**GIVEN INSTRUCTION**
Wherever the word "Este" shows up in a line, please copy that line.

== DATA SHOWN ==

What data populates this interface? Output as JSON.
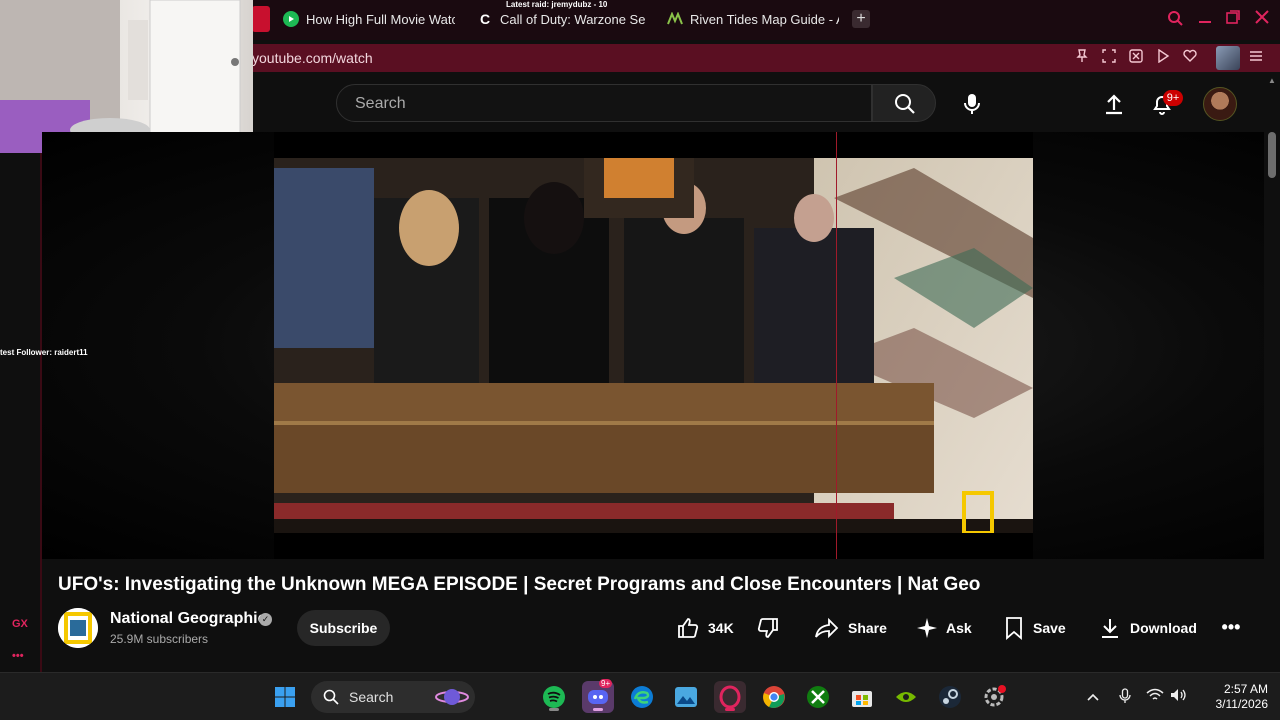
{
  "browser": {
    "tabs": [
      {
        "label": "How High Full Movie Watc",
        "icon": "play-circle-icon",
        "color": "#1db954"
      },
      {
        "label": "Call of Duty: Warzone Sea",
        "icon": "c-logo-icon",
        "color": "#ffffff"
      },
      {
        "label": "Riven Tides Map Guide - A",
        "icon": "leaf-logo-icon",
        "color": "#8bc34a"
      }
    ],
    "url": "youtube.com/watch",
    "accent": "#e0245e"
  },
  "stream_overlay": {
    "raid": "Latest raid: jremydubz - 10",
    "follower": "test Follower: raidert11",
    "gx": "GX",
    "gx_more": "•••"
  },
  "youtube": {
    "search_placeholder": "Search",
    "notification_count": "9+",
    "video_title": "UFO's: Investigating the Unknown MEGA EPISODE | Secret Programs and Close Encounters | Nat Geo",
    "channel": {
      "name": "National Geographic",
      "subscribers": "25.9M subscribers",
      "subscribe_label": "Subscribe"
    },
    "actions": {
      "likes": "34K",
      "share": "Share",
      "ask": "Ask",
      "save": "Save",
      "download": "Download"
    }
  },
  "taskbar": {
    "search_label": "Search",
    "discord_badge": "9+",
    "time": "2:57 AM",
    "date": "3/11/2026",
    "apps": [
      "windows-start-icon",
      "spotify-icon",
      "discord-icon",
      "edge-icon",
      "photos-icon",
      "opera-gx-icon",
      "chrome-icon",
      "xbox-icon",
      "microsoft-store-icon",
      "nvidia-icon",
      "steam-icon",
      "settings-icon"
    ]
  }
}
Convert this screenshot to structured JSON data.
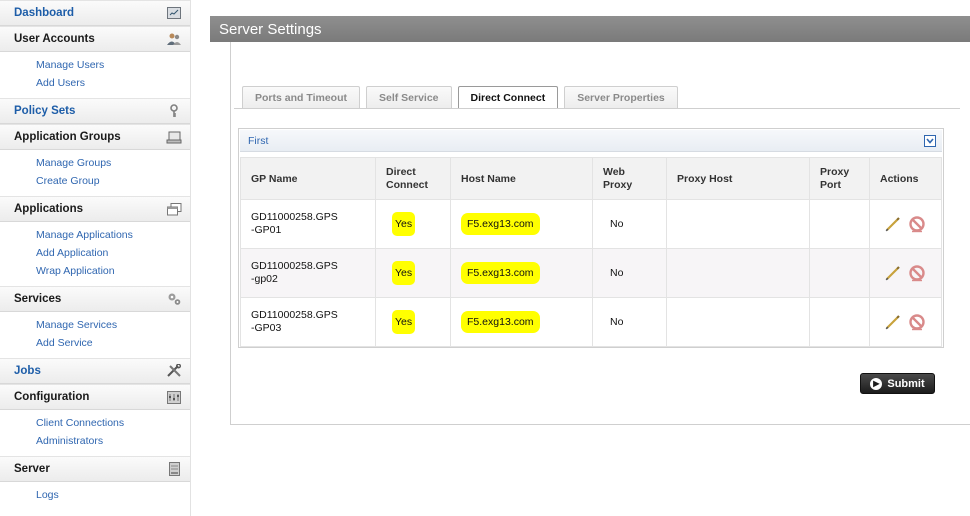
{
  "sidebar": {
    "sections": [
      {
        "label": "Dashboard",
        "icon": "dashboard-icon",
        "blue": true,
        "items": []
      },
      {
        "label": "User Accounts",
        "icon": "users-icon",
        "blue": false,
        "items": [
          "Manage Users",
          "Add Users"
        ]
      },
      {
        "label": "Policy Sets",
        "icon": "key-icon",
        "blue": true,
        "items": []
      },
      {
        "label": "Application Groups",
        "icon": "monitor-icon",
        "blue": false,
        "items": [
          "Manage Groups",
          "Create Group"
        ]
      },
      {
        "label": "Applications",
        "icon": "windows-icon",
        "blue": false,
        "items": [
          "Manage Applications",
          "Add Application",
          "Wrap Application"
        ]
      },
      {
        "label": "Services",
        "icon": "gears-icon",
        "blue": false,
        "items": [
          "Manage Services",
          "Add Service"
        ]
      },
      {
        "label": "Jobs",
        "icon": "tools-icon",
        "blue": true,
        "items": []
      },
      {
        "label": "Configuration",
        "icon": "config-icon",
        "blue": false,
        "items": [
          "Client Connections",
          "Administrators"
        ]
      },
      {
        "label": "Server",
        "icon": "server-icon",
        "blue": false,
        "items": [
          "Logs"
        ]
      }
    ]
  },
  "header": {
    "title": "Server Settings"
  },
  "tabs": [
    {
      "label": "Ports and Timeout",
      "active": false
    },
    {
      "label": "Self Service",
      "active": false
    },
    {
      "label": "Direct Connect",
      "active": true
    },
    {
      "label": "Server Properties",
      "active": false
    }
  ],
  "group": {
    "title": "First"
  },
  "table": {
    "headers": [
      "GP Name",
      "Direct Connect",
      "Host Name",
      "Web Proxy",
      "Proxy Host",
      "Proxy Port",
      "Actions"
    ],
    "rows": [
      {
        "gp_name": "GD11000258.GPS-GP01",
        "direct_connect": "Yes",
        "host_name": "F5.exg13.com",
        "web_proxy": "No",
        "proxy_host": "",
        "proxy_port": ""
      },
      {
        "gp_name": "GD11000258.GPS-gp02",
        "direct_connect": "Yes",
        "host_name": "F5.exg13.com",
        "web_proxy": "No",
        "proxy_host": "",
        "proxy_port": ""
      },
      {
        "gp_name": "GD11000258.GPS-GP03",
        "direct_connect": "Yes",
        "host_name": "F5.exg13.com",
        "web_proxy": "No",
        "proxy_host": "",
        "proxy_port": ""
      }
    ]
  },
  "submit_label": "Submit",
  "colors": {
    "header_bg": "#858585",
    "link": "#2f66b0",
    "highlight": "#ffff00",
    "delete_icon": "#d98a8a",
    "edit_icon": "#c8a23c"
  }
}
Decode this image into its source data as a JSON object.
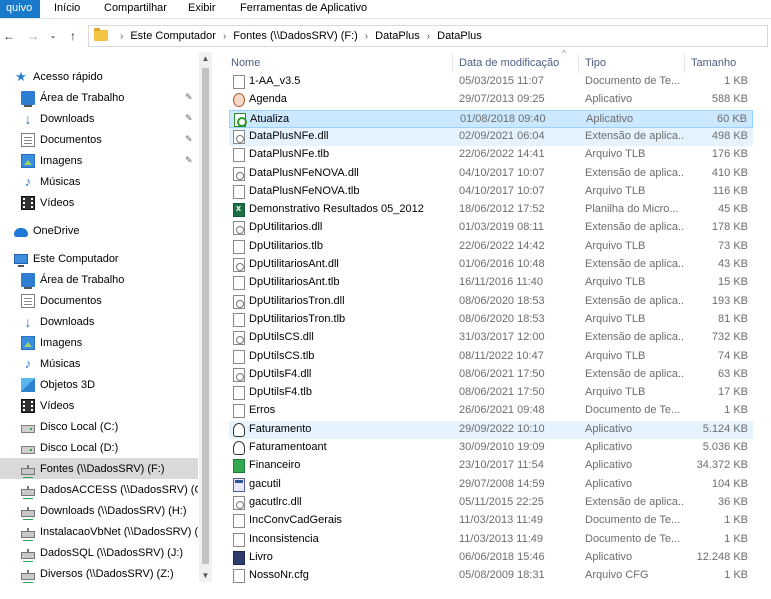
{
  "ribbon": {
    "file_tab": "quivo",
    "tabs": [
      "Início",
      "Compartilhar",
      "Exibir",
      "Ferramentas de Aplicativo"
    ]
  },
  "address": {
    "crumbs": [
      "Este Computador",
      "Fontes (\\\\DadosSRV) (F:)",
      "DataPlus",
      "DataPlus"
    ]
  },
  "nav": {
    "items": [
      {
        "label": "Acesso rápido",
        "icon": "star-icon",
        "indent": 0,
        "pinned": false
      },
      {
        "label": "Área de Trabalho",
        "icon": "desktop-icon",
        "indent": 1,
        "pinned": true
      },
      {
        "label": "Downloads",
        "icon": "download-icon",
        "indent": 1,
        "pinned": true
      },
      {
        "label": "Documentos",
        "icon": "documents-icon",
        "indent": 1,
        "pinned": true
      },
      {
        "label": "Imagens",
        "icon": "pictures-icon",
        "indent": 1,
        "pinned": true
      },
      {
        "label": "Músicas",
        "icon": "music-icon",
        "indent": 1,
        "pinned": false
      },
      {
        "label": "Vídeos",
        "icon": "videos-icon",
        "indent": 1,
        "pinned": false
      },
      {
        "label": "OneDrive",
        "icon": "cloud-icon",
        "indent": 0,
        "pinned": false
      },
      {
        "label": "Este Computador",
        "icon": "computer-icon",
        "indent": 0,
        "pinned": false
      },
      {
        "label": "Área de Trabalho",
        "icon": "desktop-icon",
        "indent": 1,
        "pinned": false
      },
      {
        "label": "Documentos",
        "icon": "documents-icon",
        "indent": 1,
        "pinned": false
      },
      {
        "label": "Downloads",
        "icon": "download-icon",
        "indent": 1,
        "pinned": false
      },
      {
        "label": "Imagens",
        "icon": "pictures-icon",
        "indent": 1,
        "pinned": false
      },
      {
        "label": "Músicas",
        "icon": "music-icon",
        "indent": 1,
        "pinned": false
      },
      {
        "label": "Objetos 3D",
        "icon": "3d-objects-icon",
        "indent": 1,
        "pinned": false
      },
      {
        "label": "Vídeos",
        "icon": "videos-icon",
        "indent": 1,
        "pinned": false
      },
      {
        "label": "Disco Local (C:)",
        "icon": "local-disk-icon",
        "indent": 1,
        "pinned": false
      },
      {
        "label": "Disco Local (D:)",
        "icon": "local-disk-icon",
        "indent": 1,
        "pinned": false
      },
      {
        "label": "Fontes (\\\\DadosSRV) (F:)",
        "icon": "network-drive-icon",
        "indent": 1,
        "pinned": false,
        "selected": true
      },
      {
        "label": "DadosACCESS (\\\\DadosSRV) (G:)",
        "icon": "network-drive-icon",
        "indent": 1,
        "pinned": false
      },
      {
        "label": "Downloads (\\\\DadosSRV) (H:)",
        "icon": "network-drive-icon",
        "indent": 1,
        "pinned": false
      },
      {
        "label": "InstalacaoVbNet (\\\\DadosSRV) (I:)",
        "icon": "network-drive-icon",
        "indent": 1,
        "pinned": false
      },
      {
        "label": "DadosSQL (\\\\DadosSRV) (J:)",
        "icon": "network-drive-icon",
        "indent": 1,
        "pinned": false
      },
      {
        "label": "Diversos (\\\\DadosSRV) (Z:)",
        "icon": "network-drive-icon",
        "indent": 1,
        "pinned": false
      }
    ]
  },
  "columns": {
    "name": "Nome",
    "date": "Data de modificação",
    "type": "Tipo",
    "size": "Tamanho"
  },
  "files": [
    {
      "name": "1-AA_v3.5",
      "date": "05/03/2015 11:07",
      "type": "Documento de Te...",
      "size": "1 KB",
      "icon": "generic"
    },
    {
      "name": "Agenda",
      "date": "29/07/2013 09:25",
      "type": "Aplicativo",
      "size": "588 KB",
      "icon": "agenda"
    },
    {
      "name": "Atualiza",
      "date": "01/08/2018 09:40",
      "type": "Aplicativo",
      "size": "60 KB",
      "icon": "atl",
      "state": "selected"
    },
    {
      "name": "DataPlusNFe.dll",
      "date": "02/09/2021 06:04",
      "type": "Extensão de aplica...",
      "size": "498 KB",
      "icon": "dll",
      "state": "hover"
    },
    {
      "name": "DataPlusNFe.tlb",
      "date": "22/06/2022 14:41",
      "type": "Arquivo TLB",
      "size": "176 KB",
      "icon": "generic"
    },
    {
      "name": "DataPlusNFeNOVA.dll",
      "date": "04/10/2017 10:07",
      "type": "Extensão de aplica...",
      "size": "410 KB",
      "icon": "dll"
    },
    {
      "name": "DataPlusNFeNOVA.tlb",
      "date": "04/10/2017 10:07",
      "type": "Arquivo TLB",
      "size": "116 KB",
      "icon": "generic"
    },
    {
      "name": "Demonstrativo Resultados 05_2012",
      "date": "18/06/2012 17:52",
      "type": "Planilha do Micro...",
      "size": "45 KB",
      "icon": "xls"
    },
    {
      "name": "DpUtilitarios.dll",
      "date": "01/03/2019 08:11",
      "type": "Extensão de aplica...",
      "size": "178 KB",
      "icon": "dll"
    },
    {
      "name": "DpUtilitarios.tlb",
      "date": "22/06/2022 14:42",
      "type": "Arquivo TLB",
      "size": "73 KB",
      "icon": "generic"
    },
    {
      "name": "DpUtilitariosAnt.dll",
      "date": "01/06/2016 10:48",
      "type": "Extensão de aplica...",
      "size": "43 KB",
      "icon": "dll"
    },
    {
      "name": "DpUtilitariosAnt.tlb",
      "date": "16/11/2016 11:40",
      "type": "Arquivo TLB",
      "size": "15 KB",
      "icon": "generic"
    },
    {
      "name": "DpUtilitariosTron.dll",
      "date": "08/06/2020 18:53",
      "type": "Extensão de aplica...",
      "size": "193 KB",
      "icon": "dll"
    },
    {
      "name": "DpUtilitariosTron.tlb",
      "date": "08/06/2020 18:53",
      "type": "Arquivo TLB",
      "size": "81 KB",
      "icon": "generic"
    },
    {
      "name": "DpUtilsCS.dll",
      "date": "31/03/2017 12:00",
      "type": "Extensão de aplica...",
      "size": "732 KB",
      "icon": "dll"
    },
    {
      "name": "DpUtilsCS.tlb",
      "date": "08/11/2022 10:47",
      "type": "Arquivo TLB",
      "size": "74 KB",
      "icon": "generic"
    },
    {
      "name": "DpUtilsF4.dll",
      "date": "08/06/2021 17:50",
      "type": "Extensão de aplica...",
      "size": "63 KB",
      "icon": "dll"
    },
    {
      "name": "DpUtilsF4.tlb",
      "date": "08/06/2021 17:50",
      "type": "Arquivo TLB",
      "size": "17 KB",
      "icon": "generic"
    },
    {
      "name": "Erros",
      "date": "26/06/2021 09:48",
      "type": "Documento de Te...",
      "size": "1 KB",
      "icon": "generic"
    },
    {
      "name": "Faturamento",
      "date": "29/09/2022 10:10",
      "type": "Aplicativo",
      "size": "5.124 KB",
      "icon": "face",
      "state": "hover"
    },
    {
      "name": "Faturamentoant",
      "date": "30/09/2010 19:09",
      "type": "Aplicativo",
      "size": "5.036 KB",
      "icon": "face"
    },
    {
      "name": "Financeiro",
      "date": "23/10/2017 11:54",
      "type": "Aplicativo",
      "size": "34.372 KB",
      "icon": "green"
    },
    {
      "name": "gacutil",
      "date": "29/07/2008 14:59",
      "type": "Aplicativo",
      "size": "104 KB",
      "icon": "app"
    },
    {
      "name": "gacutlrc.dll",
      "date": "05/11/2015 22:25",
      "type": "Extensão de aplica...",
      "size": "36 KB",
      "icon": "dll"
    },
    {
      "name": "IncConvCadGerais",
      "date": "11/03/2013 11:49",
      "type": "Documento de Te...",
      "size": "1 KB",
      "icon": "generic"
    },
    {
      "name": "Inconsistencia",
      "date": "11/03/2013 11:49",
      "type": "Documento de Te...",
      "size": "1 KB",
      "icon": "generic"
    },
    {
      "name": "Livro",
      "date": "06/06/2018 15:46",
      "type": "Aplicativo",
      "size": "12.248 KB",
      "icon": "book"
    },
    {
      "name": "NossoNr.cfg",
      "date": "05/08/2009 18:31",
      "type": "Arquivo CFG",
      "size": "1 KB",
      "icon": "generic"
    }
  ]
}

===

**ANSWER FOR THE TASK**
      "Este Computador",
        "label": "Este Computador",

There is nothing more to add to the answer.